*Dataset*:
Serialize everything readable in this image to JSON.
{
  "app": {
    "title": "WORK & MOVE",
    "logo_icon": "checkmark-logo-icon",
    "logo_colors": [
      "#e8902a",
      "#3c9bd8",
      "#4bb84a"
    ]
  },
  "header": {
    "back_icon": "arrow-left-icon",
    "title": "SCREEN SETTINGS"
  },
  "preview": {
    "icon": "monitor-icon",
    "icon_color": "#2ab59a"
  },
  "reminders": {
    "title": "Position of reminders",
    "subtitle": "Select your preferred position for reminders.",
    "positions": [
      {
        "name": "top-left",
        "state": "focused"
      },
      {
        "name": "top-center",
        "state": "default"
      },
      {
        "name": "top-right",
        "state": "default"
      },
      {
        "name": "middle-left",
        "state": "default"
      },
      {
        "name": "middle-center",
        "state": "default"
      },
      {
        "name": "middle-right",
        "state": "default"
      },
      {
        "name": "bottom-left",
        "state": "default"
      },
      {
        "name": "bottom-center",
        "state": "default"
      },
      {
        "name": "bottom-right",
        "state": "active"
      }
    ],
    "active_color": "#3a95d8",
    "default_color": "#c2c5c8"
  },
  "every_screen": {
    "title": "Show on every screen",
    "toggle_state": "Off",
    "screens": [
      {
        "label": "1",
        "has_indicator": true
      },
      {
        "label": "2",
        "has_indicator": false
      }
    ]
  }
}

*Aim of the task*:
Look through the lines above and collect those with the word "bottom".

*Output below*:
        "name": "bottom-left",
        "name": "bottom-center",
        "name": "bottom-right",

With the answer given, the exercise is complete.